## GIVEN RECORDS
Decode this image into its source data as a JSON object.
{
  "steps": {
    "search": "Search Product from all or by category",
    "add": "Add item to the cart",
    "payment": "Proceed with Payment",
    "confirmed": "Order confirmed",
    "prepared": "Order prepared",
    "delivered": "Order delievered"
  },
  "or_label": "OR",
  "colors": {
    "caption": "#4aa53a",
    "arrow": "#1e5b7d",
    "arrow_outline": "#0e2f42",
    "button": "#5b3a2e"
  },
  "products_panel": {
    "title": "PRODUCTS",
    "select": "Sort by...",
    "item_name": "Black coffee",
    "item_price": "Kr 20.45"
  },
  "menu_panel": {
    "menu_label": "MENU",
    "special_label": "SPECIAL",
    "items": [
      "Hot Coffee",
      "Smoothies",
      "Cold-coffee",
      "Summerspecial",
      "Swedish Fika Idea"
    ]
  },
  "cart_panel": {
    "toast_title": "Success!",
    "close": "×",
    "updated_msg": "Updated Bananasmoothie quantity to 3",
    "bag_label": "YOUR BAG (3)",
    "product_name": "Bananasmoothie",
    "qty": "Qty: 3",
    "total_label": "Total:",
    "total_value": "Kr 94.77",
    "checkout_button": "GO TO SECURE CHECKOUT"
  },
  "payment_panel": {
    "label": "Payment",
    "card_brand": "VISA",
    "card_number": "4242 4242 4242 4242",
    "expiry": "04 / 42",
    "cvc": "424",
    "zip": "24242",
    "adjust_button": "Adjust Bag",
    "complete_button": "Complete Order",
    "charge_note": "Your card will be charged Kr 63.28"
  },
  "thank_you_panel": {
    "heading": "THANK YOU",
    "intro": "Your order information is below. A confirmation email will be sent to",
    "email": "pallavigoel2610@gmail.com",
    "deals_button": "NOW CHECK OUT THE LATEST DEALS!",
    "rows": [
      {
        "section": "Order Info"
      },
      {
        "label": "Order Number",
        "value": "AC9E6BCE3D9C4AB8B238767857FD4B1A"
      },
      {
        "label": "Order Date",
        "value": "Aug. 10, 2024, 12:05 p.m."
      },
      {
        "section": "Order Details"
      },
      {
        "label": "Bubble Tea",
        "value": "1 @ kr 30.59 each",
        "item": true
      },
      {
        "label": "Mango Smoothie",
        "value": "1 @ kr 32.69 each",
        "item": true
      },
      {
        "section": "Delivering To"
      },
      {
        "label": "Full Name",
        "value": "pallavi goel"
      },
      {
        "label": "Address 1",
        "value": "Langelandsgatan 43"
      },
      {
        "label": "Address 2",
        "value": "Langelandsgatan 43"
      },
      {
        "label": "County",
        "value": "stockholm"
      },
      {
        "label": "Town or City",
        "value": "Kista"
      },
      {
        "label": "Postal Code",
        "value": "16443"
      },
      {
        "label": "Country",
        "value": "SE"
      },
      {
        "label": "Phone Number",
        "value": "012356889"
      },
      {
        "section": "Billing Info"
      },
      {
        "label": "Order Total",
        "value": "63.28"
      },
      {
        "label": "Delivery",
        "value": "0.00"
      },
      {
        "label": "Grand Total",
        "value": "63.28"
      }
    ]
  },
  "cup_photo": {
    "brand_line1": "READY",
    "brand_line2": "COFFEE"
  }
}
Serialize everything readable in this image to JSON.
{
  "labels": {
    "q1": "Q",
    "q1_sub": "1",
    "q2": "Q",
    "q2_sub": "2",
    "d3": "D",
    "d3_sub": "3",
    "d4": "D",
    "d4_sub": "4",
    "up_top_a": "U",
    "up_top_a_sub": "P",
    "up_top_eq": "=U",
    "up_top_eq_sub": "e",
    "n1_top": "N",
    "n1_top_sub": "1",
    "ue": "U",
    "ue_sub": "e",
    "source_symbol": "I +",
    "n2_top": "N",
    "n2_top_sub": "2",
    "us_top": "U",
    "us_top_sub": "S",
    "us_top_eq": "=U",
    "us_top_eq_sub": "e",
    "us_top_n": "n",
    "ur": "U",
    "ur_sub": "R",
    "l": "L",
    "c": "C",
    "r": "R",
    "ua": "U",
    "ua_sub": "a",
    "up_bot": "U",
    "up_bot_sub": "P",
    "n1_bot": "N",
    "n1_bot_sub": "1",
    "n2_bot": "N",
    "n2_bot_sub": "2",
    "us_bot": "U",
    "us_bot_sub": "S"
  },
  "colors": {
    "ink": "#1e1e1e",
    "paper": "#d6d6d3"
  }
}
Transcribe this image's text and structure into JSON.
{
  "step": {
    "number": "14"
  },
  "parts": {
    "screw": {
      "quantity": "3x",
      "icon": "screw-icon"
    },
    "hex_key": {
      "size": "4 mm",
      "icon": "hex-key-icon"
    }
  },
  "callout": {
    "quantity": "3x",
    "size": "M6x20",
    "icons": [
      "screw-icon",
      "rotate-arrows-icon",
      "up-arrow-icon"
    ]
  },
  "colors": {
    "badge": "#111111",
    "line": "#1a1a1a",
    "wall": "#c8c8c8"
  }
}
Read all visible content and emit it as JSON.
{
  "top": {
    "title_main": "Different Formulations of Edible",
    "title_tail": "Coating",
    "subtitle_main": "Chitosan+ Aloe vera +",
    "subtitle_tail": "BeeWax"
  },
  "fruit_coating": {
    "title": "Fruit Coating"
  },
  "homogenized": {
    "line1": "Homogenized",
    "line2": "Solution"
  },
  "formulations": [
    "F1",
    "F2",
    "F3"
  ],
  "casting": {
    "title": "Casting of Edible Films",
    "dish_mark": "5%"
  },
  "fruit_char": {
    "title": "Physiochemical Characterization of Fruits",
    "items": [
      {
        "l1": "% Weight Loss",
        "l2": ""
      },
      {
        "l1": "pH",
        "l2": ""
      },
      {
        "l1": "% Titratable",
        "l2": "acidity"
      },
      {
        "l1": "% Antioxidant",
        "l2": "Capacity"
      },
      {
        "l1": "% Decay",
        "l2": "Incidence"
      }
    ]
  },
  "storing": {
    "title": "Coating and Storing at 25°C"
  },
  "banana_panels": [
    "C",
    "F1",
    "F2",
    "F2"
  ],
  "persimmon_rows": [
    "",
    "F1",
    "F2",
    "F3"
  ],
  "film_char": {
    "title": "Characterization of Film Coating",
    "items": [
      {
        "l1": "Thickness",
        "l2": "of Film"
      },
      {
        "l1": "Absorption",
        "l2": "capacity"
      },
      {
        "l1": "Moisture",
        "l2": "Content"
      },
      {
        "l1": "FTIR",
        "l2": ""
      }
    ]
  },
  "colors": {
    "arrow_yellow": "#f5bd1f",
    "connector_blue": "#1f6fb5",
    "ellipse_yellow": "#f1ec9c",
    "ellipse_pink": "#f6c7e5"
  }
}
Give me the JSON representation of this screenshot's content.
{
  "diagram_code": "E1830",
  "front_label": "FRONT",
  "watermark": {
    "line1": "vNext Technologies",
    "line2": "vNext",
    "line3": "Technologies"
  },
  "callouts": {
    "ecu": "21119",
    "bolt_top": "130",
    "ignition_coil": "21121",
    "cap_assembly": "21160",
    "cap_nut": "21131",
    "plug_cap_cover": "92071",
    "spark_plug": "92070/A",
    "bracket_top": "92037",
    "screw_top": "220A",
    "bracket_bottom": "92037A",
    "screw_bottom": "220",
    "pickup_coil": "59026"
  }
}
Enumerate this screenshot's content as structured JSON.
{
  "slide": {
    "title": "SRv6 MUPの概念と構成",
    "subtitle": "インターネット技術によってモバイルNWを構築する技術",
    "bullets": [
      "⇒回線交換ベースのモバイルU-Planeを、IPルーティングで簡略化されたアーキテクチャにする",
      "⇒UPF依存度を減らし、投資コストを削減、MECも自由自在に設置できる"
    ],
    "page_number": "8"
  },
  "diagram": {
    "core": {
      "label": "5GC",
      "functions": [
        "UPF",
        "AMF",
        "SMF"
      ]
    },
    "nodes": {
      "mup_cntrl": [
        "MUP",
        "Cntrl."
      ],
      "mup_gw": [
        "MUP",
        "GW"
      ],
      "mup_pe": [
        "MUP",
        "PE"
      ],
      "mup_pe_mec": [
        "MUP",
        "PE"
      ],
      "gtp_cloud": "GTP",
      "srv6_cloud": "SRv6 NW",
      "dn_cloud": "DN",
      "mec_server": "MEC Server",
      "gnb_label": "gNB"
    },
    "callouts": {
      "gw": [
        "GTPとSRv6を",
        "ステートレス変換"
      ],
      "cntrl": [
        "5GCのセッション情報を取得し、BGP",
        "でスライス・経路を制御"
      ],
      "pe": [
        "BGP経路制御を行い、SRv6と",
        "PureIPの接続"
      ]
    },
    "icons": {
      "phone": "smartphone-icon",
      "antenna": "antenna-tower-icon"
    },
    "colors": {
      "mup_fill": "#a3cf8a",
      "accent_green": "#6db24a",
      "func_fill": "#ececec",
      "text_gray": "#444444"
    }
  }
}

## SET EXERCISE
Reply with nothing but the number of lines that contain the word "image".

## FINAL RESULT
3